> _Records shown_:

··········

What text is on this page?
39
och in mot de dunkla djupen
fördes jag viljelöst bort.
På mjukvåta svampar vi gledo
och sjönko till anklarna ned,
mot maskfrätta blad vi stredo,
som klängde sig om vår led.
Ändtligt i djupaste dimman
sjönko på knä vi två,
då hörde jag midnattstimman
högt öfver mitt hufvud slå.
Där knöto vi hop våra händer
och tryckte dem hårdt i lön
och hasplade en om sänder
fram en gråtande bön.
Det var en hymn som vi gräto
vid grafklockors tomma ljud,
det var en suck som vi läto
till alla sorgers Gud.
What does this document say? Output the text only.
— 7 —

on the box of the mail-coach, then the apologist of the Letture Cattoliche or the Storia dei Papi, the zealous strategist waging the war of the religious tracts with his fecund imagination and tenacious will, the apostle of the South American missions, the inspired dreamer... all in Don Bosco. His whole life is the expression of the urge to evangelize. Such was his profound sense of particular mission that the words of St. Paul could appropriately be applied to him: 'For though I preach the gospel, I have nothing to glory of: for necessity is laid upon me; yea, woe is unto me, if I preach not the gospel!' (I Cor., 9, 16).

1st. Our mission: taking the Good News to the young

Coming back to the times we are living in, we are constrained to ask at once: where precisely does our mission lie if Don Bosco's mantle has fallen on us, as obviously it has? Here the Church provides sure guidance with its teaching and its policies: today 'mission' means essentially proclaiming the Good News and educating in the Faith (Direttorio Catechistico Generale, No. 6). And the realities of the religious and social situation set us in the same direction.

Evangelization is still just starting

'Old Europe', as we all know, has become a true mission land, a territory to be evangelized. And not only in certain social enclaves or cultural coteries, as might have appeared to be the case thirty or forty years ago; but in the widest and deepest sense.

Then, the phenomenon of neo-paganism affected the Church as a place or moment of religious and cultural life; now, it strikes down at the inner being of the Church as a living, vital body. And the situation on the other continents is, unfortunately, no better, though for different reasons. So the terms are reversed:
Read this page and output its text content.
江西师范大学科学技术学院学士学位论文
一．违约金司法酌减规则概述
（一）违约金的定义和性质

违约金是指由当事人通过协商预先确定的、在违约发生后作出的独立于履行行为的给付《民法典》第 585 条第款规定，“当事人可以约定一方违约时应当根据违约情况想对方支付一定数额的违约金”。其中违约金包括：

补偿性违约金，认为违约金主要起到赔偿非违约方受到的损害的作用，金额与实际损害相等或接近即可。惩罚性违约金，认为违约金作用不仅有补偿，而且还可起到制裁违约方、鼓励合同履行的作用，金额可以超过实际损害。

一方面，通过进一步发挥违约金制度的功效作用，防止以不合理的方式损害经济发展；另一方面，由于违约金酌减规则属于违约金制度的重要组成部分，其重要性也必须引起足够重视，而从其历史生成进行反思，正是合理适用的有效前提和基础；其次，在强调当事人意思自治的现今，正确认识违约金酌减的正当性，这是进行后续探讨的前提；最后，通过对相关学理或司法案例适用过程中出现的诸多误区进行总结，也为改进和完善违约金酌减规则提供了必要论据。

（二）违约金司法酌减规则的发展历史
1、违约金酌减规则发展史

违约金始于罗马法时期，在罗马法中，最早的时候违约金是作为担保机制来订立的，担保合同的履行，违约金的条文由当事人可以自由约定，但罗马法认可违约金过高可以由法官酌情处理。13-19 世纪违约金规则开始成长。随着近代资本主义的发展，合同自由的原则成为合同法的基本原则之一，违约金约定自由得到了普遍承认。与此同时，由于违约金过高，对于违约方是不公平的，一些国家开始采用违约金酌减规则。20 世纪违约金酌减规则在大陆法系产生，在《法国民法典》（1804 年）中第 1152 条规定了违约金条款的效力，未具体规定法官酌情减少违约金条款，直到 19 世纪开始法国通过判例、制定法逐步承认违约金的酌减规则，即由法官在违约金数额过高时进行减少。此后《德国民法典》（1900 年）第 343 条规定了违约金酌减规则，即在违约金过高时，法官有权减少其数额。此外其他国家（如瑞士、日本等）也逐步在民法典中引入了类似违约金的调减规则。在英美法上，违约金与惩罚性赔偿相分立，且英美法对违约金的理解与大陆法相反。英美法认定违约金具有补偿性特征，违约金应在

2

··········

> _Do this_: Using the data above, output each line exactly.

> _Finished answer_:
What text is on this page?
39
och in mot de dunkla djupen
fördes jag viljelöst bort.
På mjukvåta svampar vi gledo
och sjönko till anklarna ned,
mot maskfrätta blad vi stredo,
som klängde sig om vår led.
Ändtligt i djupaste dimman
sjönko på knä vi två,
då hörde jag midnattstimman
högt öfver mitt hufvud slå.
Där knöto vi hop våra händer
och tryckte dem hårdt i lön
och hasplade en om sänder
fram en gråtande bön.
Det var en hymn som vi gräto
vid grafklockors tomma ljud,
det var en suck som vi läto
till alla sorgers Gud.
What does this document say? Output the text only.
— 7 —

on the box of the mail-coach, then the apologist of the Letture Cattoliche or the Storia dei Papi, the zealous strategist waging the war of the religious tracts with his fecund imagination and tenacious will, the apostle of the South American missions, the inspired dreamer... all in Don Bosco. His whole life is the expression of the urge to evangelize. Such was his profound sense of particular mission that the words of St. Paul could appropriately be applied to him: 'For though I preach the gospel, I have nothing to glory of: for necessity is laid upon me; yea, woe is unto me, if I preach not the gospel!' (I Cor., 9, 16).

1st. Our mission: taking the Good News to the young

Coming back to the times we are living in, we are constrained to ask at once: where precisely does our mission lie if Don Bosco's mantle has fallen on us, as obviously it has? Here the Church provides sure guidance with its teaching and its policies: today 'mission' means essentially proclaiming the Good News and educating in the Faith (Direttorio Catechistico Generale, No. 6). And the realities of the religious and social situation set us in the same direction.

Evangelization is still just starting

'Old Europe', as we all know, has become a true mission land, a territory to be evangelized. And not only in certain social enclaves or cultural coteries, as might have appeared to be the case thirty or forty years ago; but in the widest and deepest sense.

Then, the phenomenon of neo-paganism affected the Church as a place or moment of religious and cultural life; now, it strikes down at the inner being of the Church as a living, vital body. And the situation on the other continents is, unfortunately, no better, though for different reasons. So the terms are reversed:
Read this page and output its text content.
江西师范大学科学技术学院学士学位论文
一．违约金司法酌减规则概述
（一）违约金的定义和性质

违约金是指由当事人通过协商预先确定的、在违约发生后作出的独立于履行行为的给付《民法典》第 585 条第款规定，“当事人可以约定一方违约时应当根据违约情况想对方支付一定数额的违约金”。其中违约金包括：

补偿性违约金，认为违约金主要起到赔偿非违约方受到的损害的作用，金额与实际损害相等或接近即可。惩罚性违约金，认为违约金作用不仅有补偿，而且还可起到制裁违约方、鼓励合同履行的作用，金额可以超过实际损害。

一方面，通过进一步发挥违约金制度的功效作用，防止以不合理的方式损害经济发展；另一方面，由于违约金酌减规则属于违约金制度的重要组成部分，其重要性也必须引起足够重视，而从其历史生成进行反思，正是合理适用的有效前提和基础；其次，在强调当事人意思自治的现今，正确认识违约金酌减的正当性，这是进行后续探讨的前提；最后，通过对相关学理或司法案例适用过程中出现的诸多误区进行总结，也为改进和完善违约金酌减规则提供了必要论据。

（二）违约金司法酌减规则的发展历史
1、违约金酌减规则发展史

违约金始于罗马法时期，在罗马法中，最早的时候违约金是作为担保机制来订立的，担保合同的履行，违约金的条文由当事人可以自由约定，但罗马法认可违约金过高可以由法官酌情处理。13-19 世纪违约金规则开始成长。随着近代资本主义的发展，合同自由的原则成为合同法的基本原则之一，违约金约定自由得到了普遍承认。与此同时，由于违约金过高，对于违约方是不公平的，一些国家开始采用违约金酌减规则。20 世纪违约金酌减规则在大陆法系产生，在《法国民法典》（1804 年）中第 1152 条规定了违约金条款的效力，未具体规定法官酌情减少违约金条款，直到 19 世纪开始法国通过判例、制定法逐步承认违约金的酌减规则，即由法官在违约金数额过高时进行减少。此后《德国民法典》（1900 年）第 343 条规定了违约金酌减规则，即在违约金过高时，法官有权减少其数额。此外其他国家（如瑞士、日本等）也逐步在民法典中引入了类似违约金的调减规则。在英美法上，违约金与惩罚性赔偿相分立，且英美法对违约金的理解与大陆法相反。英美法认定违约金具有补偿性特征，违约金应在

2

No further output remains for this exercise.